REQUIRED WORK - Find the lines that hold the word "this" and return them.

[Records excerpted from a collection]
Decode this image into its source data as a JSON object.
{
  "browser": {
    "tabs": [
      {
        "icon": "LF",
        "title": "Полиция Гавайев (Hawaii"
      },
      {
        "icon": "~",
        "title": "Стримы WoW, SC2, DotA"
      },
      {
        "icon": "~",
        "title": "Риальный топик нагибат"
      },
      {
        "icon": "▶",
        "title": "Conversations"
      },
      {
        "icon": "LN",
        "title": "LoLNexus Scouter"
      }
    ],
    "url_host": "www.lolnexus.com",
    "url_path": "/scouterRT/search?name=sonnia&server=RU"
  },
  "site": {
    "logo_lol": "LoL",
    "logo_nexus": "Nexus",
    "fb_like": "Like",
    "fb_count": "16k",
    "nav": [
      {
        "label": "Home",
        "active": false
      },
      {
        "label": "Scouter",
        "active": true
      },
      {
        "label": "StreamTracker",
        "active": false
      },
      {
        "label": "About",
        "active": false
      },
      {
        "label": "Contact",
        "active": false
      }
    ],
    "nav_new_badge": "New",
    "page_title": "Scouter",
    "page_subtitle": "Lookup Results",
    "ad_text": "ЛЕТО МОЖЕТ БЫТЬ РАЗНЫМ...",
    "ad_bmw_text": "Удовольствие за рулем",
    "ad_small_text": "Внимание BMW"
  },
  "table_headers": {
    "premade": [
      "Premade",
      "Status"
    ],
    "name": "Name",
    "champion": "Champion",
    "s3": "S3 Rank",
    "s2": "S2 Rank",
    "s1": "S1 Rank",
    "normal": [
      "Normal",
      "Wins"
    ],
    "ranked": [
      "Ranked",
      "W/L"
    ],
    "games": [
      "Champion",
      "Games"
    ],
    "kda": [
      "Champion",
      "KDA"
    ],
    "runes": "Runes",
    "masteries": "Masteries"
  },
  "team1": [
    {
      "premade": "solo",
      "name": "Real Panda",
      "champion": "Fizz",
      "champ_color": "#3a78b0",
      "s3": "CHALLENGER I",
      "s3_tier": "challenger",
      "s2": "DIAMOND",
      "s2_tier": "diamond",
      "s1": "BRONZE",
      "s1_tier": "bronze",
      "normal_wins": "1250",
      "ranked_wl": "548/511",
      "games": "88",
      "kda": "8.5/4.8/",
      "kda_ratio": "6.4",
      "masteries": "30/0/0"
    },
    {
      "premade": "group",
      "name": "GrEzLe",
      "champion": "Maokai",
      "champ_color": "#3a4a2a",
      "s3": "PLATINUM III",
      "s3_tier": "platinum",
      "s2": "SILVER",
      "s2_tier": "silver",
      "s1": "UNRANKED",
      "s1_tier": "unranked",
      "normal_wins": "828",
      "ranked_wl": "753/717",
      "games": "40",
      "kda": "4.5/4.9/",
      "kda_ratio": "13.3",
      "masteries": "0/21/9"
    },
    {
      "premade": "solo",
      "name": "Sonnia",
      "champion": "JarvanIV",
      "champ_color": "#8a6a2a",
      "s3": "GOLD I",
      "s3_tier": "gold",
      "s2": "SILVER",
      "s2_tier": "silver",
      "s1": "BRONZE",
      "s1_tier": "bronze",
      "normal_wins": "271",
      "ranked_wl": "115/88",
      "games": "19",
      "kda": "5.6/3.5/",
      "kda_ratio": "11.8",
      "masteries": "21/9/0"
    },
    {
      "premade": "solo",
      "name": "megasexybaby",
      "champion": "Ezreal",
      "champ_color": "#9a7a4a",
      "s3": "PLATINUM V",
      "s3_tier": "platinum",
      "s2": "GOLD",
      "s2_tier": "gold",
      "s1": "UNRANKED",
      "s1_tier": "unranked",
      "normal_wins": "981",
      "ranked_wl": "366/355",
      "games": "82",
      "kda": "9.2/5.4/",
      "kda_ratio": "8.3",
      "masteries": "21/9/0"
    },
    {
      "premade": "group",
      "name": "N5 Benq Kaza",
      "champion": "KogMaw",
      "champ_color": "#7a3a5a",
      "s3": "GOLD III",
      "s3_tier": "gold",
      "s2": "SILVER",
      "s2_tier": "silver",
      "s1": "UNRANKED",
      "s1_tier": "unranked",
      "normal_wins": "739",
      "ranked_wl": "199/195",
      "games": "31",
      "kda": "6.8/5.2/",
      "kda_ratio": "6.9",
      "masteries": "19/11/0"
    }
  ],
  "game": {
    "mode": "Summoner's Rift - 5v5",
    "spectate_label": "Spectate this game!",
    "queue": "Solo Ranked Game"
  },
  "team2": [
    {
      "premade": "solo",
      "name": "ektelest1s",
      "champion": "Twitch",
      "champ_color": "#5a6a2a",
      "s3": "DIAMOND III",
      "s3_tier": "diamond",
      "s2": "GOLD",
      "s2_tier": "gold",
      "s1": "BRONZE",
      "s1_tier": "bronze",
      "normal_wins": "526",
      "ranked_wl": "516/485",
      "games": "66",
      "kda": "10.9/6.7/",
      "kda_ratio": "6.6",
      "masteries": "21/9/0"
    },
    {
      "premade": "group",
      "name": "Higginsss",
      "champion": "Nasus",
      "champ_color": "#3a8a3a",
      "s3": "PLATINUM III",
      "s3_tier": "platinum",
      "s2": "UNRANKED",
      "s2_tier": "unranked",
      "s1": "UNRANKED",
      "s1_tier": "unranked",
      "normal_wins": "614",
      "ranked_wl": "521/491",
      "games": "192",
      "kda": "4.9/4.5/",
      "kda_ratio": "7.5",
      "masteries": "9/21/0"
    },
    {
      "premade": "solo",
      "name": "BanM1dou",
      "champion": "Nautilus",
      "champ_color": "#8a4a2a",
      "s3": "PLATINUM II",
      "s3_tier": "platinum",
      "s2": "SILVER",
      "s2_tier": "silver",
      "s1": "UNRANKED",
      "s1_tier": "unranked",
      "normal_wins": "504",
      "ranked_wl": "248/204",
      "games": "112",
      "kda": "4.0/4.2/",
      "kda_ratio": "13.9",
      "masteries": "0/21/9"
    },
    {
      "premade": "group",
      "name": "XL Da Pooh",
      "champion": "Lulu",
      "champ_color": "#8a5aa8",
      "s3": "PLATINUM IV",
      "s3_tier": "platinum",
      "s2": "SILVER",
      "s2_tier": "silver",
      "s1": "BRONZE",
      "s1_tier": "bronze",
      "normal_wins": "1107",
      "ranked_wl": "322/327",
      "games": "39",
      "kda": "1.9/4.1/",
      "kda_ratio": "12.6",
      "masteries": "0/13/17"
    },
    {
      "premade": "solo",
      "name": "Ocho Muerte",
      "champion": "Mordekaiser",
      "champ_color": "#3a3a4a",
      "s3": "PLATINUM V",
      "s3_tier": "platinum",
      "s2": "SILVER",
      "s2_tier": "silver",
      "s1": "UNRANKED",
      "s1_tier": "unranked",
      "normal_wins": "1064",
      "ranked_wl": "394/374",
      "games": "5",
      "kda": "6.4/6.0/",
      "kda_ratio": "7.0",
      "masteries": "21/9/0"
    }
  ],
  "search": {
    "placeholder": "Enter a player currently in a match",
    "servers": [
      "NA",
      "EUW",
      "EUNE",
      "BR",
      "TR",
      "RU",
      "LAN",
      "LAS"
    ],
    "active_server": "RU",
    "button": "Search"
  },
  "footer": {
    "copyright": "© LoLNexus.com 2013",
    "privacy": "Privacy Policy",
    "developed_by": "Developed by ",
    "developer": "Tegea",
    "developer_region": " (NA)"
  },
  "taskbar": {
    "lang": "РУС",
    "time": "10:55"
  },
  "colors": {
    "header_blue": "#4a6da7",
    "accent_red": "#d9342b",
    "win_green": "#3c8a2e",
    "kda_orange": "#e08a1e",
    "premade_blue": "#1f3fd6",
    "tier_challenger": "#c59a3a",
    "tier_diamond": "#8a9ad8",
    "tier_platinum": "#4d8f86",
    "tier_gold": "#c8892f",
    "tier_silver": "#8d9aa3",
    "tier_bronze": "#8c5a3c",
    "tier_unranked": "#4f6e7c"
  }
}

TASK RESPONSE -
Decode this image into its source data as a JSON object.
    "spectate_label": "Spectate this game!",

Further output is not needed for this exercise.